▸ TASK STATEMENT: Copy these rows word for word, starting at the row that contains "ephemeris-value: 76.331 [496, 549, 533, 563]" and stopping after the row that contains "sfc-y-tick-label: 104 [65, 201, 83, 217]".
--- BEGIN DATA PROVIDED ---
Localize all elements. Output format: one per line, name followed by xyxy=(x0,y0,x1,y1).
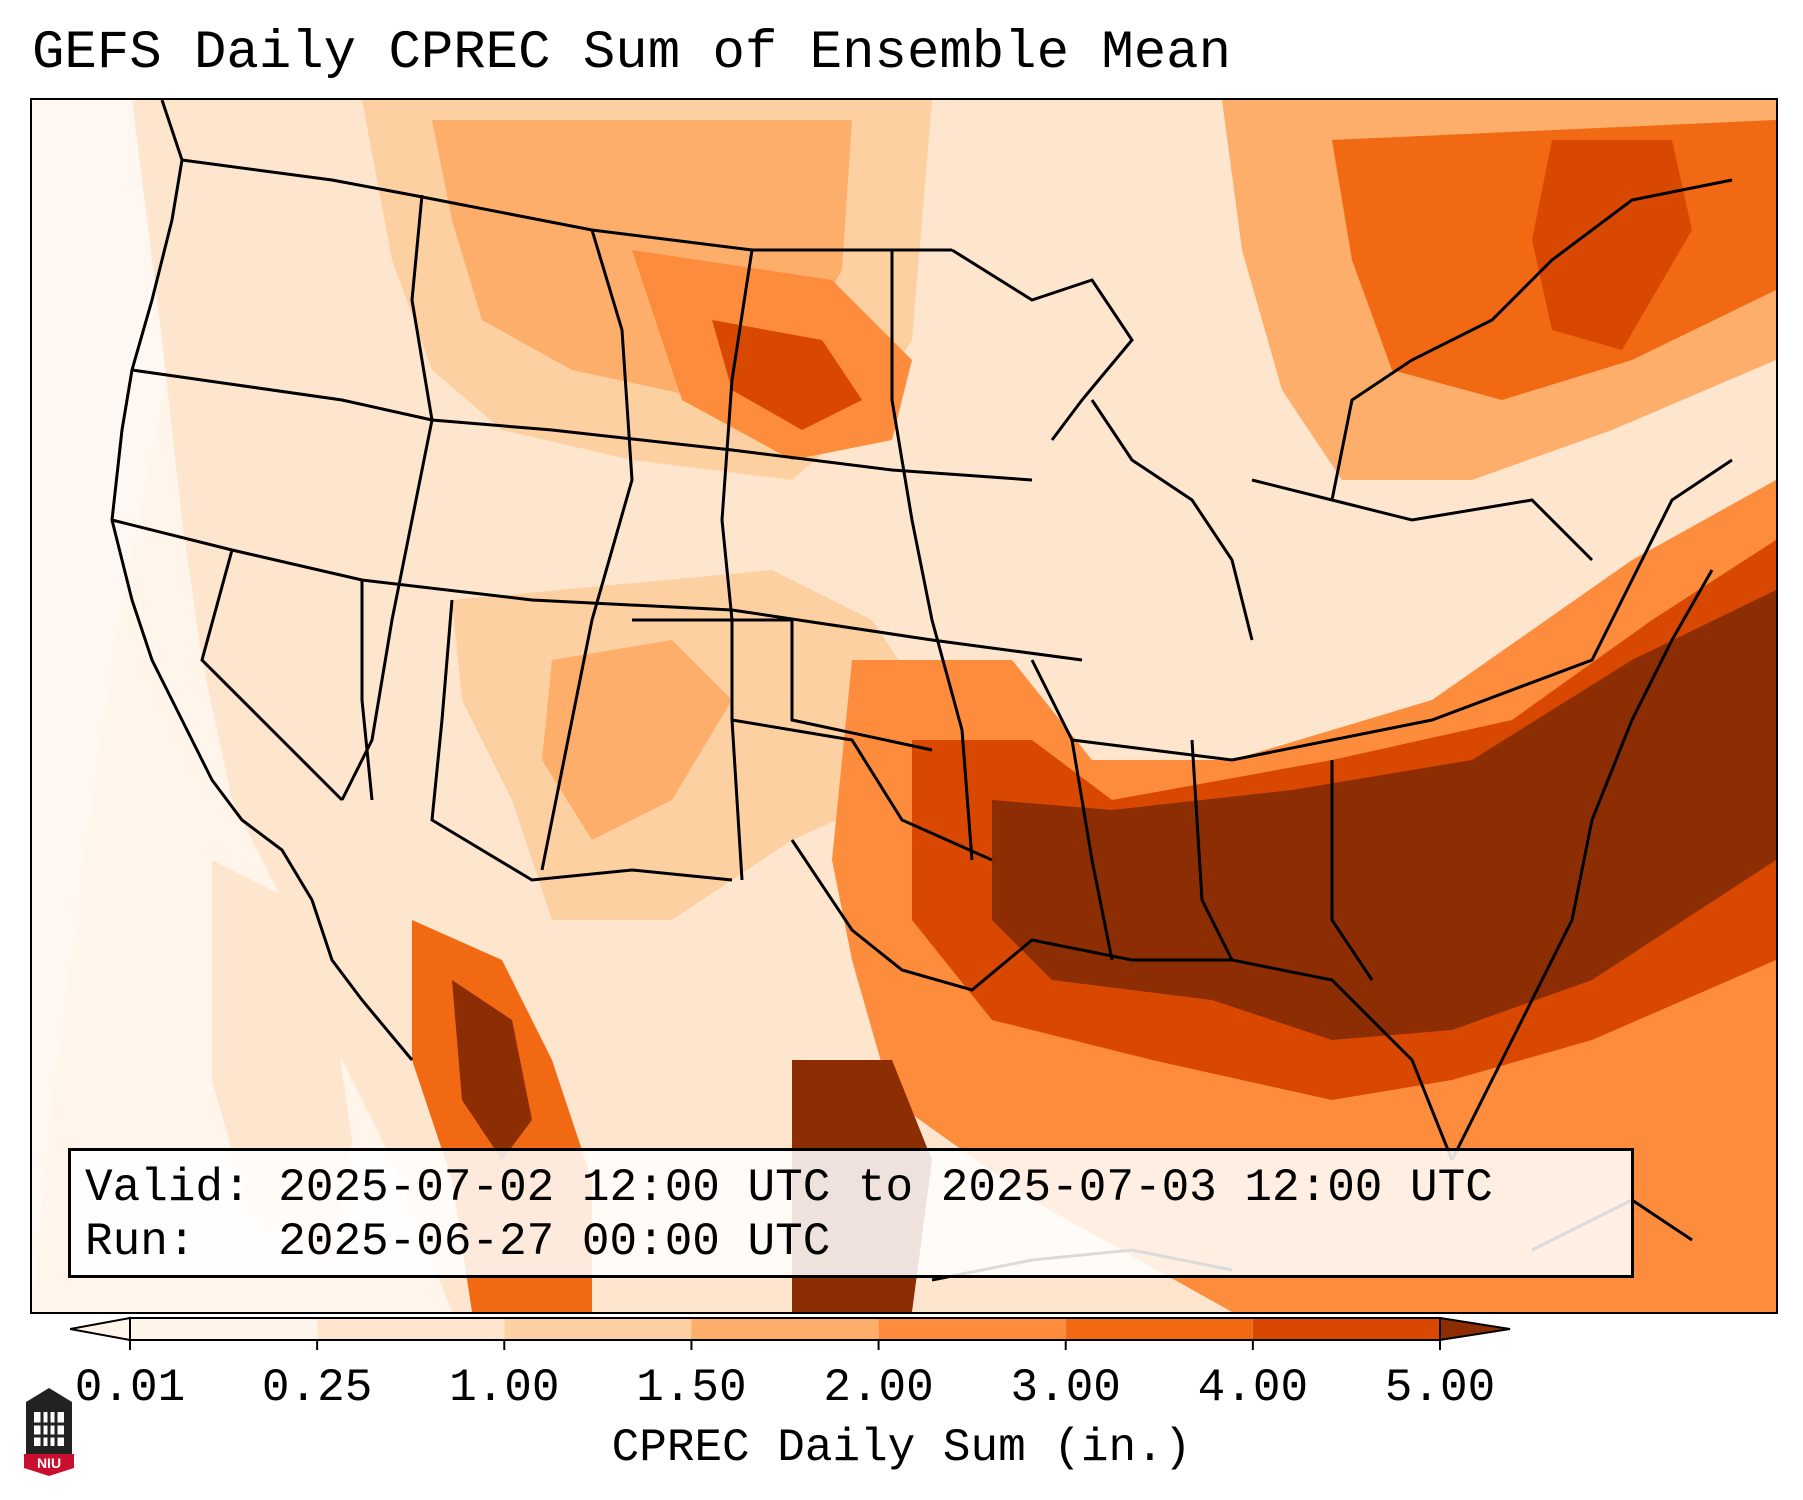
map-canvas xyxy=(32,100,1776,1312)
colorbar-segment xyxy=(130,1318,318,1340)
logo-tower-lines xyxy=(34,1412,64,1446)
logo-text: NIU xyxy=(37,1455,61,1471)
colorbar-segment xyxy=(878,1318,1066,1340)
valid-time-text: Valid: 2025-07-02 12:00 UTC to 2025-07-0… xyxy=(85,1162,1493,1214)
colorbar-tick-label: 0.25 xyxy=(261,1362,373,1414)
boundary-lines xyxy=(110,100,1733,1282)
colorbar-segment xyxy=(317,1318,505,1340)
colorbar-tick-label: 2.00 xyxy=(823,1362,934,1414)
precipitation-map xyxy=(30,98,1778,1314)
valid-run-info-box: Valid: 2025-07-02 12:00 UTC to 2025-07-0… xyxy=(68,1148,1634,1278)
colorbar-segments xyxy=(70,1316,1511,1342)
niu-logo: NIU xyxy=(24,1388,74,1476)
colorbar-tick-label: 5.00 xyxy=(1384,1362,1496,1414)
colorbar-ticks xyxy=(129,1340,1441,1350)
map-title: GEFS Daily CPREC Sum of Ensemble Mean xyxy=(32,23,1231,84)
colorbar-tick-label: 0.01 xyxy=(74,1362,186,1414)
colorbar-segment xyxy=(504,1318,692,1340)
colorbar-segment xyxy=(1252,1318,1440,1340)
colorbar-segment xyxy=(691,1318,879,1340)
colorbar-extension-high xyxy=(1439,1316,1511,1342)
colorbar-tick-label: 1.50 xyxy=(636,1362,747,1414)
colorbar-segment xyxy=(1065,1318,1253,1340)
logo-shield xyxy=(24,1454,74,1476)
colorbar-tick-label: 1.00 xyxy=(449,1362,560,1414)
colorbar-outline xyxy=(129,1317,1441,1341)
colorbar-title: CPREC Daily Sum (in.) xyxy=(611,1422,1192,1474)
run-time-text: Run: 2025-06-27 00:00 UTC xyxy=(85,1216,831,1268)
colorbar-extension-low xyxy=(70,1316,131,1342)
colorbar-tick-label: 4.00 xyxy=(1197,1362,1309,1414)
colorbar-tick-label: 3.00 xyxy=(1010,1362,1121,1414)
precip-shading xyxy=(32,100,1776,1312)
colorbar xyxy=(70,1316,1511,1350)
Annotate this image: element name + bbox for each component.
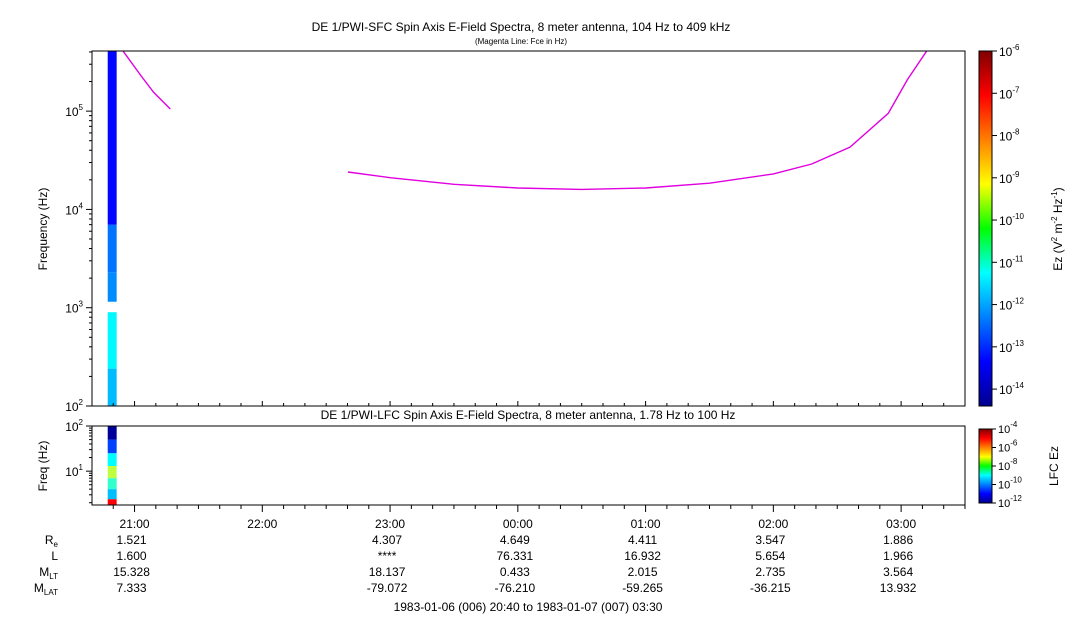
ephemeris-value: 76.331 [496, 549, 533, 563]
ephemeris-value: 4.307 [372, 533, 402, 547]
lfc-colorbar-tick-label: 10-4 [998, 420, 1018, 436]
sfc-spectrum-cell [107, 312, 117, 369]
ephemeris-row-label: MLT [39, 565, 58, 581]
sfc-colorbar-tick-label: 10-11 [999, 254, 1024, 270]
lfc-panel: 101 102 Freq (Hz) 21:00 22:00 23:00 00:00 01:… [36, 401, 966, 531]
time-tick-label: 23:00 [375, 517, 405, 531]
time-tick-label: 01:00 [631, 517, 661, 531]
ephemeris-value: -36.215 [750, 581, 791, 595]
lfc-colorbar-tick-label: 10-12 [998, 494, 1022, 510]
ephemeris-value: 1.600 [117, 549, 147, 563]
lfc-plot-frame [91, 425, 966, 506]
lfc-spectrogram [107, 426, 117, 505]
sfc-colorbar-tick-label: 10-10 [999, 212, 1024, 228]
sfc-y-tick-label: 105 [65, 103, 83, 119]
time-range: 1983-01-06 (006) 20:40 to 1983-01-07 (00… [394, 600, 663, 614]
ephemeris-value: 1.521 [117, 533, 147, 547]
time-tick-label: 02:00 [758, 517, 788, 531]
lfc-y-tick-label: 102 [65, 418, 83, 434]
ephemeris-value: -79.072 [367, 581, 408, 595]
sfc-colorbar-tick-label: 10-13 [999, 339, 1024, 355]
ephemeris-value: 3.564 [883, 565, 913, 579]
ephemeris-value: 0.433 [500, 565, 530, 579]
lfc-spectrum-cell [107, 466, 117, 479]
sfc-colorbar: 10-6 10-7 10-8 10-9 10-10 10-11 10-12 10-13 10-1… [978, 43, 1065, 407]
sfc-colorbar-tick-label: 10-8 [999, 128, 1020, 144]
sfc-panel: 102 103 104 105 Frequency (Hz) [36, 50, 966, 414]
lfc-title: DE 1/PWI-LFC Spin Axis E-Field Spectra, … [321, 408, 736, 422]
fce-line-segment [347, 50, 928, 191]
sfc-colorbar-ticks: 10-6 10-7 10-8 10-9 10-10 10-11 10-12 10-13 10-1… [992, 43, 1024, 397]
sfc-y-tick-label: 104 [65, 201, 83, 217]
sfc-y-tick-label: 103 [65, 300, 83, 316]
sfc-y-axis-label: Frequency (Hz) [36, 188, 50, 271]
ephemeris-row-label: MLAT [34, 581, 58, 597]
lfc-spectrum-cell [107, 426, 117, 440]
sfc-colorbar-tick-label: 10-9 [999, 170, 1020, 186]
ephemeris-value: 15.328 [113, 565, 150, 579]
ephemeris-value: 18.137 [369, 565, 406, 579]
sfc-spectrogram [107, 51, 117, 406]
lfc-spectrum-cell [107, 489, 117, 500]
sfc-fce-line [122, 50, 928, 191]
ephemeris-value: 16.932 [624, 549, 661, 563]
lfc-spectrum-cell [107, 499, 117, 505]
lfc-colorbar-gradient [978, 428, 993, 504]
lfc-colorbar: 10-4 10-6 10-8 10-10 10-12 LFC Ez [978, 420, 1061, 510]
lfc-spectrum-cell [107, 453, 117, 467]
sfc-plot-frame [91, 50, 966, 407]
time-tick-label: 00:00 [503, 517, 533, 531]
sfc-spectrum-cell [107, 368, 117, 406]
ephemeris-value: 7.333 [117, 581, 147, 595]
sfc-colorbar-tick-label: 10-6 [999, 43, 1020, 59]
sfc-spectrum-cell [107, 272, 117, 302]
sfc-spectrum-cell [107, 51, 117, 225]
sfc-colorbar-tick-label: 10-12 [999, 297, 1024, 313]
sfc-colorbar-tick-label: 10-7 [999, 85, 1020, 101]
ephemeris-value: **** [378, 549, 397, 563]
lfc-y-axis-label: Freq (Hz) [36, 441, 50, 492]
lfc-colorbar-tick-label: 10-6 [998, 439, 1018, 455]
sfc-colorbar-gradient [978, 50, 993, 407]
lfc-y-tick-label: 101 [65, 463, 83, 479]
chart-title: DE 1/PWI-SFC Spin Axis E-Field Spectra, … [312, 20, 731, 34]
ephemeris-row-label: Re [45, 533, 59, 549]
ephemeris-value: 1.966 [883, 549, 913, 563]
ephemeris-value: 2.735 [755, 565, 785, 579]
time-tick-label: 22:00 [247, 517, 277, 531]
chart-subtitle: (Magenta Line: Fce in Hz) [475, 37, 567, 46]
sfc-colorbar-tick-label: 10-14 [999, 381, 1024, 397]
ephemeris-value: -76.210 [494, 581, 535, 595]
sfc-y-tick-label: 102 [65, 398, 83, 414]
sfc-spectrum-cell [107, 224, 117, 273]
ephemeris-value: 1.886 [883, 533, 913, 547]
time-tick-label: 21:00 [120, 517, 150, 531]
ephemeris-value: 3.547 [755, 533, 785, 547]
time-tick-label: 03:00 [886, 517, 916, 531]
ephemeris-value: 13.932 [880, 581, 917, 595]
ephemeris-value: 2.015 [628, 565, 658, 579]
lfc-spectrum-cell [107, 478, 117, 490]
fce-line-segment [122, 50, 171, 110]
ephemeris-value: -59.265 [622, 581, 663, 595]
ephemeris-value: 4.649 [500, 533, 530, 547]
sfc-colorbar-label: Ez (V2 m-2 Hz-1) [1050, 187, 1065, 270]
lfc-colorbar-ticks: 10-4 10-6 10-8 10-10 10-12 [992, 420, 1022, 510]
lfc-colorbar-tick-label: 10-8 [998, 457, 1018, 473]
ephemeris-row-label: L [51, 549, 58, 563]
lfc-colorbar-tick-label: 10-10 [998, 476, 1022, 492]
lfc-colorbar-label: LFC Ez [1047, 446, 1061, 486]
ephemeris-value: 4.411 [628, 533, 657, 547]
lfc-y-ticks: 101 102 [65, 418, 92, 504]
lfc-spectrum-cell [107, 439, 117, 454]
ephemeris-value: 5.654 [755, 549, 785, 563]
time-axis-ticks: 21:00 22:00 23:00 00:00 01:00 02:00 03:00 [112, 401, 966, 531]
sfc-y-ticks: 102 103 104 105 [65, 51, 92, 414]
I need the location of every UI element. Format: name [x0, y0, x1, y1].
--- END DATA PROVIDED ---
▸ ANSWER TO THE EXERCISE:
ephemeris-value: 76.331 [496, 549, 533, 563]
ephemeris-value: 4.307 [372, 533, 402, 547]
lfc-colorbar-tick-label: 10-4 [998, 420, 1018, 436]
sfc-spectrum-cell [107, 312, 117, 369]
ephemeris-row-label: MLT [39, 565, 58, 581]
sfc-colorbar-tick-label: 10-11 [999, 254, 1024, 270]
lfc-panel: 101 102 Freq (Hz) 21:00 22:00 23:00 00:00 01:… [36, 401, 966, 531]
time-tick-label: 23:00 [375, 517, 405, 531]
time-tick-label: 01:00 [631, 517, 661, 531]
ephemeris-value: -36.215 [750, 581, 791, 595]
lfc-colorbar-tick-label: 10-12 [998, 494, 1022, 510]
ephemeris-value: 1.600 [117, 549, 147, 563]
lfc-plot-frame [91, 425, 966, 506]
lfc-spectrogram [107, 426, 117, 505]
sfc-colorbar-tick-label: 10-10 [999, 212, 1024, 228]
sfc-y-tick-label: 105 [65, 103, 83, 119]
time-range: 1983-01-06 (006) 20:40 to 1983-01-07 (00… [394, 600, 663, 614]
ephemeris-value: 1.521 [117, 533, 147, 547]
time-tick-label: 02:00 [758, 517, 788, 531]
lfc-y-tick-label: 102 [65, 418, 83, 434]
ephemeris-value: -79.072 [367, 581, 408, 595]
sfc-colorbar-tick-label: 10-13 [999, 339, 1024, 355]
ephemeris-value: 3.564 [883, 565, 913, 579]
ephemeris-value: 0.433 [500, 565, 530, 579]
lfc-spectrum-cell [107, 466, 117, 479]
sfc-colorbar: 10-6 10-7 10-8 10-9 10-10 10-11 10-12 10-13 10-1… [978, 43, 1065, 407]
sfc-colorbar-tick-label: 10-8 [999, 128, 1020, 144]
sfc-panel: 102 103 104 105 Frequency (Hz) [36, 50, 966, 414]
lfc-title: DE 1/PWI-LFC Spin Axis E-Field Spectra, … [321, 408, 736, 422]
fce-line-segment [347, 50, 928, 191]
sfc-colorbar-ticks: 10-6 10-7 10-8 10-9 10-10 10-11 10-12 10-13 10-1… [992, 43, 1024, 397]
sfc-y-tick-label: 104 [65, 201, 83, 217]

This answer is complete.